-------- SUPPLIED RECORDS
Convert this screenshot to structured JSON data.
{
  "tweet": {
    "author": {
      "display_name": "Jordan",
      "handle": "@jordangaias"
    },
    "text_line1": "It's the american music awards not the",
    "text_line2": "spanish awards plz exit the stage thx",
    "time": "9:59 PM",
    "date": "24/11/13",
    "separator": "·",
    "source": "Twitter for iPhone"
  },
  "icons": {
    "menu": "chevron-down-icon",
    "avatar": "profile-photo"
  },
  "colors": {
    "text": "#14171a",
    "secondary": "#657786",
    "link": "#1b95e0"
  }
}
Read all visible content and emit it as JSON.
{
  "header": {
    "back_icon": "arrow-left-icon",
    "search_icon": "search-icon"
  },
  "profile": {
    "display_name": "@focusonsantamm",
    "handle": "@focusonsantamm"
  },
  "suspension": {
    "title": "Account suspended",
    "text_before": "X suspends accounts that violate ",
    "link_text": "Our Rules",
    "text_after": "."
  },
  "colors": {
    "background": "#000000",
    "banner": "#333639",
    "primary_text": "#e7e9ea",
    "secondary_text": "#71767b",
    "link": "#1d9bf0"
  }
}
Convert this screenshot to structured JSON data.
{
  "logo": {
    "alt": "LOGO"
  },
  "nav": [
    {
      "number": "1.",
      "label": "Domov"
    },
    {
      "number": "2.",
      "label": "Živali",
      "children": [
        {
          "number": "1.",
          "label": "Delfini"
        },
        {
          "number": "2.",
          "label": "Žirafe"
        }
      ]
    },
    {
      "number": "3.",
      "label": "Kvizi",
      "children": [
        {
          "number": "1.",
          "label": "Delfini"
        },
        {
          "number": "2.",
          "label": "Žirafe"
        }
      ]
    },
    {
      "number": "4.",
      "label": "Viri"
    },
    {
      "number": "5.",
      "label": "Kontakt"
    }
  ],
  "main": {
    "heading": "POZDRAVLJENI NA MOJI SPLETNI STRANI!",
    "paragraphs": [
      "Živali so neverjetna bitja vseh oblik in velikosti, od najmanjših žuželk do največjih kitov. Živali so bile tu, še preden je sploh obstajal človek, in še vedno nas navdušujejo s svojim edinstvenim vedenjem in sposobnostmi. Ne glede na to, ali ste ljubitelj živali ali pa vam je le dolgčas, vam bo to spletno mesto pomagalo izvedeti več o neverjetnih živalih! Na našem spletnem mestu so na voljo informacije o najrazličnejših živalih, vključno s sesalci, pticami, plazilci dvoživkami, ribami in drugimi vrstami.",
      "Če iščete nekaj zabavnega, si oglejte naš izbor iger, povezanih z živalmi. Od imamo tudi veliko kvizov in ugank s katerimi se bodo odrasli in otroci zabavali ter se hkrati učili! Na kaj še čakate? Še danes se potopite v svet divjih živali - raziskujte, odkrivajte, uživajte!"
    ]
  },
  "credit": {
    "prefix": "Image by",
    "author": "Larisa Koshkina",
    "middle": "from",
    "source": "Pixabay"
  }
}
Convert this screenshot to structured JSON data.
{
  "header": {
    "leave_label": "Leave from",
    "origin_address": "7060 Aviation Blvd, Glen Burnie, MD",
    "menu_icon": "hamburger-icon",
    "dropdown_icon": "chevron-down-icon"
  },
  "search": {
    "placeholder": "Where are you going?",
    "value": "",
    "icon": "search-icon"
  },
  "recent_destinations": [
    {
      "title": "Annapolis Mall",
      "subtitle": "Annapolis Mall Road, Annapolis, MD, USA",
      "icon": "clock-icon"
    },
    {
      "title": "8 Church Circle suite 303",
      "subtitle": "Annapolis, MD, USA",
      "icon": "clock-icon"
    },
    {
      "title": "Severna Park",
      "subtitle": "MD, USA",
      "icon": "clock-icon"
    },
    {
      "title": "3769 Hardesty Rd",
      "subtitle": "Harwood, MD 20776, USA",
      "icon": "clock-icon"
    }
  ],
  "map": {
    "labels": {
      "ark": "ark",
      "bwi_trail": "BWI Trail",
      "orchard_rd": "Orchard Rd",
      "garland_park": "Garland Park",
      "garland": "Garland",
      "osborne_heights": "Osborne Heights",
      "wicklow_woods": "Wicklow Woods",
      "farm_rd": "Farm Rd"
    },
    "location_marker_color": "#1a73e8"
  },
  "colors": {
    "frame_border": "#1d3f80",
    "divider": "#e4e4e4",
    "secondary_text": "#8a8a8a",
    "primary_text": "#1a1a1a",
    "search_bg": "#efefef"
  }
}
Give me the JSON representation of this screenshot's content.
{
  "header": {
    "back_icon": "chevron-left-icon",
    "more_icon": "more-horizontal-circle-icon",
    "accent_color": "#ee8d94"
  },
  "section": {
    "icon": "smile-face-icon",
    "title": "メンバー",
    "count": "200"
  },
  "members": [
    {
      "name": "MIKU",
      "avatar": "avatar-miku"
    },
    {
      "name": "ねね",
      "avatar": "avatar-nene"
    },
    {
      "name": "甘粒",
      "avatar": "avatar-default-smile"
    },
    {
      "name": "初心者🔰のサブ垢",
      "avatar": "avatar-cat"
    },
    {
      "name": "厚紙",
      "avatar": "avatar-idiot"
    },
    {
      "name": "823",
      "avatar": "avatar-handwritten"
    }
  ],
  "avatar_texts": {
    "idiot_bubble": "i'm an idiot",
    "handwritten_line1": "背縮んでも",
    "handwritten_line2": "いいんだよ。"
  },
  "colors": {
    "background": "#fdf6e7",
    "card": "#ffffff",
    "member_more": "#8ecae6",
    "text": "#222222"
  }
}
----------------
*THE REQUEST*:
Reproduce the complete data exactly as presented above.

*FULL ANSWER*:
Convert this screenshot to structured JSON data.
{
  "tweet": {
    "author": {
      "display_name": "Jordan",
      "handle": "@jordangaias"
    },
    "text_line1": "It's the american music awards not the",
    "text_line2": "spanish awards plz exit the stage thx",
    "time": "9:59 PM",
    "date": "24/11/13",
    "separator": "·",
    "source": "Twitter for iPhone"
  },
  "icons": {
    "menu": "chevron-down-icon",
    "avatar": "profile-photo"
  },
  "colors": {
    "text": "#14171a",
    "secondary": "#657786",
    "link": "#1b95e0"
  }
}
Read all visible content and emit it as JSON.
{
  "header": {
    "back_icon": "arrow-left-icon",
    "search_icon": "search-icon"
  },
  "profile": {
    "display_name": "@focusonsantamm",
    "handle": "@focusonsantamm"
  },
  "suspension": {
    "title": "Account suspended",
    "text_before": "X suspends accounts that violate ",
    "link_text": "Our Rules",
    "text_after": "."
  },
  "colors": {
    "background": "#000000",
    "banner": "#333639",
    "primary_text": "#e7e9ea",
    "secondary_text": "#71767b",
    "link": "#1d9bf0"
  }
}
Convert this screenshot to structured JSON data.
{
  "logo": {
    "alt": "LOGO"
  },
  "nav": [
    {
      "number": "1.",
      "label": "Domov"
    },
    {
      "number": "2.",
      "label": "Živali",
      "children": [
        {
          "number": "1.",
          "label": "Delfini"
        },
        {
          "number": "2.",
          "label": "Žirafe"
        }
      ]
    },
    {
      "number": "3.",
      "label": "Kvizi",
      "children": [
        {
          "number": "1.",
          "label": "Delfini"
        },
        {
          "number": "2.",
          "label": "Žirafe"
        }
      ]
    },
    {
      "number": "4.",
      "label": "Viri"
    },
    {
      "number": "5.",
      "label": "Kontakt"
    }
  ],
  "main": {
    "heading": "POZDRAVLJENI NA MOJI SPLETNI STRANI!",
    "paragraphs": [
      "Živali so neverjetna bitja vseh oblik in velikosti, od najmanjših žuželk do največjih kitov. Živali so bile tu, še preden je sploh obstajal človek, in še vedno nas navdušujejo s svojim edinstvenim vedenjem in sposobnostmi. Ne glede na to, ali ste ljubitelj živali ali pa vam je le dolgčas, vam bo to spletno mesto pomagalo izvedeti več o neverjetnih živalih! Na našem spletnem mestu so na voljo informacije o najrazličnejših živalih, vključno s sesalci, pticami, plazilci dvoživkami, ribami in drugimi vrstami.",
      "Če iščete nekaj zabavnega, si oglejte naš izbor iger, povezanih z živalmi. Od imamo tudi veliko kvizov in ugank s katerimi se bodo odrasli in otroci zabavali ter se hkrati učili! Na kaj še čakate? Še danes se potopite v svet divjih živali - raziskujte, odkrivajte, uživajte!"
    ]
  },
  "credit": {
    "prefix": "Image by",
    "author": "Larisa Koshkina",
    "middle": "from",
    "source": "Pixabay"
  }
}
Convert this screenshot to structured JSON data.
{
  "header": {
    "leave_label": "Leave from",
    "origin_address": "7060 Aviation Blvd, Glen Burnie, MD",
    "menu_icon": "hamburger-icon",
    "dropdown_icon": "chevron-down-icon"
  },
  "search": {
    "placeholder": "Where are you going?",
    "value": "",
    "icon": "search-icon"
  },
  "recent_destinations": [
    {
      "title": "Annapolis Mall",
      "subtitle": "Annapolis Mall Road, Annapolis, MD, USA",
      "icon": "clock-icon"
    },
    {
      "title": "8 Church Circle suite 303",
      "subtitle": "Annapolis, MD, USA",
      "icon": "clock-icon"
    },
    {
      "title": "Severna Park",
      "subtitle": "MD, USA",
      "icon": "clock-icon"
    },
    {
      "title": "3769 Hardesty Rd",
      "subtitle": "Harwood, MD 20776, USA",
      "icon": "clock-icon"
    }
  ],
  "map": {
    "labels": {
      "ark": "ark",
      "bwi_trail": "BWI Trail",
      "orchard_rd": "Orchard Rd",
      "garland_park": "Garland Park",
      "garland": "Garland",
      "osborne_heights": "Osborne Heights",
      "wicklow_woods": "Wicklow Woods",
      "farm_rd": "Farm Rd"
    },
    "location_marker_color": "#1a73e8"
  },
  "colors": {
    "frame_border": "#1d3f80",
    "divider": "#e4e4e4",
    "secondary_text": "#8a8a8a",
    "primary_text": "#1a1a1a",
    "search_bg": "#efefef"
  }
}
Give me the JSON representation of this screenshot's content.
{
  "header": {
    "back_icon": "chevron-left-icon",
    "more_icon": "more-horizontal-circle-icon",
    "accent_color": "#ee8d94"
  },
  "section": {
    "icon": "smile-face-icon",
    "title": "メンバー",
    "count": "200"
  },
  "members": [
    {
      "name": "MIKU",
      "avatar": "avatar-miku"
    },
    {
      "name": "ねね",
      "avatar": "avatar-nene"
    },
    {
      "name": "甘粒",
      "avatar": "avatar-default-smile"
    },
    {
      "name": "初心者🔰のサブ垢",
      "avatar": "avatar-cat"
    },
    {
      "name": "厚紙",
      "avatar": "avatar-idiot"
    },
    {
      "name": "823",
      "avatar": "avatar-handwritten"
    }
  ],
  "avatar_texts": {
    "idiot_bubble": "i'm an idiot",
    "handwritten_line1": "背縮んでも",
    "handwritten_line2": "いいんだよ。"
  },
  "colors": {
    "background": "#fdf6e7",
    "card": "#ffffff",
    "member_more": "#8ecae6",
    "text": "#222222"
  }
}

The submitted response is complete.